[Data records]
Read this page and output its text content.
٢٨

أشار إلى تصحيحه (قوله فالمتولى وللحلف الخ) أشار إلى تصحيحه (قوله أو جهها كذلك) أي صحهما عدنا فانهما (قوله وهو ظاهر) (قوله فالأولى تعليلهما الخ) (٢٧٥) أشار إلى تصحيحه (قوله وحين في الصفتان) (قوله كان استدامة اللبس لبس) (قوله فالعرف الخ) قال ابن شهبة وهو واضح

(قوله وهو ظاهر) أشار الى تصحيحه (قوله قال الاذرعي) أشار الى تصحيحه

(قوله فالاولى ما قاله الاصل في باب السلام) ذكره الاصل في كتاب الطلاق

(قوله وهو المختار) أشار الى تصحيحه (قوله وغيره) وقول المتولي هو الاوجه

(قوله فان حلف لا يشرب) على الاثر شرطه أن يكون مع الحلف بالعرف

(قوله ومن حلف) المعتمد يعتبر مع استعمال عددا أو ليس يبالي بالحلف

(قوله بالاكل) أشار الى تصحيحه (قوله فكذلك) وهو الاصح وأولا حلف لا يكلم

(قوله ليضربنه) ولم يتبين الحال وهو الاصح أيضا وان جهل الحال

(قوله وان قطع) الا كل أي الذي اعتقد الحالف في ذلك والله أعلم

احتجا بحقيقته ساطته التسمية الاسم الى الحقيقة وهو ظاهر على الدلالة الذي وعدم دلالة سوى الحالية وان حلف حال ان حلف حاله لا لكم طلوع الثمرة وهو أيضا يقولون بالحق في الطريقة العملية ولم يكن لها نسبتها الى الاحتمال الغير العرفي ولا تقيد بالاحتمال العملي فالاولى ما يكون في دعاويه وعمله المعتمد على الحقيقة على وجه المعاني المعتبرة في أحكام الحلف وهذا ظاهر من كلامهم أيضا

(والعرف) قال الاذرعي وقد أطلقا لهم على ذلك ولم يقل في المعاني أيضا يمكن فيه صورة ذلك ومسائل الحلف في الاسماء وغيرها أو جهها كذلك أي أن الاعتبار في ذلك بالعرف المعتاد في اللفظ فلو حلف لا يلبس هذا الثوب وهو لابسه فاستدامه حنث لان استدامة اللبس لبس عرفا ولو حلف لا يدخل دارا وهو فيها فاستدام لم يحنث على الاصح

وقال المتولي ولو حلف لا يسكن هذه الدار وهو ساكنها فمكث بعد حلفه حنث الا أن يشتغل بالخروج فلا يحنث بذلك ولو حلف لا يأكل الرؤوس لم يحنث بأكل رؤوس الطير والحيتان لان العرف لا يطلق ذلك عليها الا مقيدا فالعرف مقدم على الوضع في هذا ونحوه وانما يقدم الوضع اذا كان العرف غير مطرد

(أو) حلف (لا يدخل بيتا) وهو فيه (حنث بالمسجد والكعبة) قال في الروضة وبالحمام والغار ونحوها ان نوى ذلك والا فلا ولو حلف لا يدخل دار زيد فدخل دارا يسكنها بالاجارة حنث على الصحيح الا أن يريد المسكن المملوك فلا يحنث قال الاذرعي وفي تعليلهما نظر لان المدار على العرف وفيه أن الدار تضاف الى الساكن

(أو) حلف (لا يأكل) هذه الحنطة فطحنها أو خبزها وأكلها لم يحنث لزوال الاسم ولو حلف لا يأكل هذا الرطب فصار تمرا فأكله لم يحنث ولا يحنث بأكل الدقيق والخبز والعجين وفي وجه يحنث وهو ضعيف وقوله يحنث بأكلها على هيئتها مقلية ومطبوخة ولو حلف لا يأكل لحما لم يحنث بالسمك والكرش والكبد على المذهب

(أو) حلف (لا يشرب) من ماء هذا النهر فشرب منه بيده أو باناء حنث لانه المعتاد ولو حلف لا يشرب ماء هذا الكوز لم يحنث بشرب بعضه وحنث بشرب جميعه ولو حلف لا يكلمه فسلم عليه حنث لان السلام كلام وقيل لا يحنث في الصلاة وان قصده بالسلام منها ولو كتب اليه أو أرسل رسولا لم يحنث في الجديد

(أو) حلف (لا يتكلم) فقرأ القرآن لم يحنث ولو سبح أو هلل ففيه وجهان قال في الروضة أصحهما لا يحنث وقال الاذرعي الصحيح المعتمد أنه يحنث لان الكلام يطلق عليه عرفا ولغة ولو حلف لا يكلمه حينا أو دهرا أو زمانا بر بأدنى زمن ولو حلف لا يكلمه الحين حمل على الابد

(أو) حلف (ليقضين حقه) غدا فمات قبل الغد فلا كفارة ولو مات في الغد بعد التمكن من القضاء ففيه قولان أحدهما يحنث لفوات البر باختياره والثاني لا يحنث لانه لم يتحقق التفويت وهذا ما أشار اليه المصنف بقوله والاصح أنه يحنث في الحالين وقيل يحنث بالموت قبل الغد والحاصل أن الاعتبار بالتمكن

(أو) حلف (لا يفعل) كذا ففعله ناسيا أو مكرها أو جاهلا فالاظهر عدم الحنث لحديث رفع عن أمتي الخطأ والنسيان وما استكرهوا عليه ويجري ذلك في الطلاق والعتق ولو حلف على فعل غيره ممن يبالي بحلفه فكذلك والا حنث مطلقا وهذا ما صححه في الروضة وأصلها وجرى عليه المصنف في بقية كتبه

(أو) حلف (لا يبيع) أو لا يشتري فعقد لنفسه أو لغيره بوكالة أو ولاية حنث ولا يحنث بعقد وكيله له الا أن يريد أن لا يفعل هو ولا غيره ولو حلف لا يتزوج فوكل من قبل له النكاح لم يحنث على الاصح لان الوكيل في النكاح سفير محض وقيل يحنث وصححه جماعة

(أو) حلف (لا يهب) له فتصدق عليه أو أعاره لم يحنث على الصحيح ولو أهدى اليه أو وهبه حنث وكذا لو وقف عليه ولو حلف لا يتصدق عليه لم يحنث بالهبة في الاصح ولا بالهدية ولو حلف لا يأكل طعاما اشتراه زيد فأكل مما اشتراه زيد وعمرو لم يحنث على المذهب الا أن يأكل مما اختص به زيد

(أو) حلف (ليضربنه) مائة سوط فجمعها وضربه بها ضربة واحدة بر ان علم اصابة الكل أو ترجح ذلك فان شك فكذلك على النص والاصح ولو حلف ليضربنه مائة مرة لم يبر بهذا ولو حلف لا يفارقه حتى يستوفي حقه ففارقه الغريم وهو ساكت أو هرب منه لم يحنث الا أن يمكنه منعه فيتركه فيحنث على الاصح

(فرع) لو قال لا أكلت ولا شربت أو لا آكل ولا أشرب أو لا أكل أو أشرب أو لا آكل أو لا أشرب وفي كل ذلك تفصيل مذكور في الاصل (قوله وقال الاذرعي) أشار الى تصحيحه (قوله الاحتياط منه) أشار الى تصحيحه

§ **Written problem**:
Extract every entry in the listing word for word.

§ **The completed task**:
Read this page and output its text content.
٢٨

أشار إلى تصحيحه (قوله فالمتولى وللحلف الخ) أشار إلى تصحيحه (قوله أو جهها كذلك) أي صحهما عدنا فانهما (قوله وهو ظاهر) (قوله فالأولى تعليلهما الخ) (٢٧٥) أشار إلى تصحيحه (قوله وحين في الصفتان) (قوله كان استدامة اللبس لبس) (قوله فالعرف الخ) قال ابن شهبة وهو واضح

(قوله وهو ظاهر) أشار الى تصحيحه (قوله قال الاذرعي) أشار الى تصحيحه

(قوله فالاولى ما قاله الاصل في باب السلام) ذكره الاصل في كتاب الطلاق

(قوله وهو المختار) أشار الى تصحيحه (قوله وغيره) وقول المتولي هو الاوجه

(قوله فان حلف لا يشرب) على الاثر شرطه أن يكون مع الحلف بالعرف

(قوله ومن حلف) المعتمد يعتبر مع استعمال عددا أو ليس يبالي بالحلف

(قوله بالاكل) أشار الى تصحيحه (قوله فكذلك) وهو الاصح وأولا حلف لا يكلم

(قوله ليضربنه) ولم يتبين الحال وهو الاصح أيضا وان جهل الحال

(قوله وان قطع) الا كل أي الذي اعتقد الحالف في ذلك والله أعلم

احتجا بحقيقته ساطته التسمية الاسم الى الحقيقة وهو ظاهر على الدلالة الذي وعدم دلالة سوى الحالية وان حلف حال ان حلف حاله لا لكم طلوع الثمرة وهو أيضا يقولون بالحق في الطريقة العملية ولم يكن لها نسبتها الى الاحتمال الغير العرفي ولا تقيد بالاحتمال العملي فالاولى ما يكون في دعاويه وعمله المعتمد على الحقيقة على وجه المعاني المعتبرة في أحكام الحلف وهذا ظاهر من كلامهم أيضا

(والعرف) قال الاذرعي وقد أطلقا لهم على ذلك ولم يقل في المعاني أيضا يمكن فيه صورة ذلك ومسائل الحلف في الاسماء وغيرها أو جهها كذلك أي أن الاعتبار في ذلك بالعرف المعتاد في اللفظ فلو حلف لا يلبس هذا الثوب وهو لابسه فاستدامه حنث لان استدامة اللبس لبس عرفا ولو حلف لا يدخل دارا وهو فيها فاستدام لم يحنث على الاصح

وقال المتولي ولو حلف لا يسكن هذه الدار وهو ساكنها فمكث بعد حلفه حنث الا أن يشتغل بالخروج فلا يحنث بذلك ولو حلف لا يأكل الرؤوس لم يحنث بأكل رؤوس الطير والحيتان لان العرف لا يطلق ذلك عليها الا مقيدا فالعرف مقدم على الوضع في هذا ونحوه وانما يقدم الوضع اذا كان العرف غير مطرد

(أو) حلف (لا يدخل بيتا) وهو فيه (حنث بالمسجد والكعبة) قال في الروضة وبالحمام والغار ونحوها ان نوى ذلك والا فلا ولو حلف لا يدخل دار زيد فدخل دارا يسكنها بالاجارة حنث على الصحيح الا أن يريد المسكن المملوك فلا يحنث قال الاذرعي وفي تعليلهما نظر لان المدار على العرف وفيه أن الدار تضاف الى الساكن

(أو) حلف (لا يأكل) هذه الحنطة فطحنها أو خبزها وأكلها لم يحنث لزوال الاسم ولو حلف لا يأكل هذا الرطب فصار تمرا فأكله لم يحنث ولا يحنث بأكل الدقيق والخبز والعجين وفي وجه يحنث وهو ضعيف وقوله يحنث بأكلها على هيئتها مقلية ومطبوخة ولو حلف لا يأكل لحما لم يحنث بالسمك والكرش والكبد على المذهب

(أو) حلف (لا يشرب) من ماء هذا النهر فشرب منه بيده أو باناء حنث لانه المعتاد ولو حلف لا يشرب ماء هذا الكوز لم يحنث بشرب بعضه وحنث بشرب جميعه ولو حلف لا يكلمه فسلم عليه حنث لان السلام كلام وقيل لا يحنث في الصلاة وان قصده بالسلام منها ولو كتب اليه أو أرسل رسولا لم يحنث في الجديد

(أو) حلف (لا يتكلم) فقرأ القرآن لم يحنث ولو سبح أو هلل ففيه وجهان قال في الروضة أصحهما لا يحنث وقال الاذرعي الصحيح المعتمد أنه يحنث لان الكلام يطلق عليه عرفا ولغة ولو حلف لا يكلمه حينا أو دهرا أو زمانا بر بأدنى زمن ولو حلف لا يكلمه الحين حمل على الابد

(أو) حلف (ليقضين حقه) غدا فمات قبل الغد فلا كفارة ولو مات في الغد بعد التمكن من القضاء ففيه قولان أحدهما يحنث لفوات البر باختياره والثاني لا يحنث لانه لم يتحقق التفويت وهذا ما أشار اليه المصنف بقوله والاصح أنه يحنث في الحالين وقيل يحنث بالموت قبل الغد والحاصل أن الاعتبار بالتمكن

(أو) حلف (لا يفعل) كذا ففعله ناسيا أو مكرها أو جاهلا فالاظهر عدم الحنث لحديث رفع عن أمتي الخطأ والنسيان وما استكرهوا عليه ويجري ذلك في الطلاق والعتق ولو حلف على فعل غيره ممن يبالي بحلفه فكذلك والا حنث مطلقا وهذا ما صححه في الروضة وأصلها وجرى عليه المصنف في بقية كتبه

(أو) حلف (لا يبيع) أو لا يشتري فعقد لنفسه أو لغيره بوكالة أو ولاية حنث ولا يحنث بعقد وكيله له الا أن يريد أن لا يفعل هو ولا غيره ولو حلف لا يتزوج فوكل من قبل له النكاح لم يحنث على الاصح لان الوكيل في النكاح سفير محض وقيل يحنث وصححه جماعة

(أو) حلف (لا يهب) له فتصدق عليه أو أعاره لم يحنث على الصحيح ولو أهدى اليه أو وهبه حنث وكذا لو وقف عليه ولو حلف لا يتصدق عليه لم يحنث بالهبة في الاصح ولا بالهدية ولو حلف لا يأكل طعاما اشتراه زيد فأكل مما اشتراه زيد وعمرو لم يحنث على المذهب الا أن يأكل مما اختص به زيد

(أو) حلف (ليضربنه) مائة سوط فجمعها وضربه بها ضربة واحدة بر ان علم اصابة الكل أو ترجح ذلك فان شك فكذلك على النص والاصح ولو حلف ليضربنه مائة مرة لم يبر بهذا ولو حلف لا يفارقه حتى يستوفي حقه ففارقه الغريم وهو ساكت أو هرب منه لم يحنث الا أن يمكنه منعه فيتركه فيحنث على الاصح

(فرع) لو قال لا أكلت ولا شربت أو لا آكل ولا أشرب أو لا أكل أو أشرب أو لا آكل أو لا أشرب وفي كل ذلك تفصيل مذكور في الاصل (قوله وقال الاذرعي) أشار الى تصحيحه (قوله الاحتياط منه) أشار الى تصحيحه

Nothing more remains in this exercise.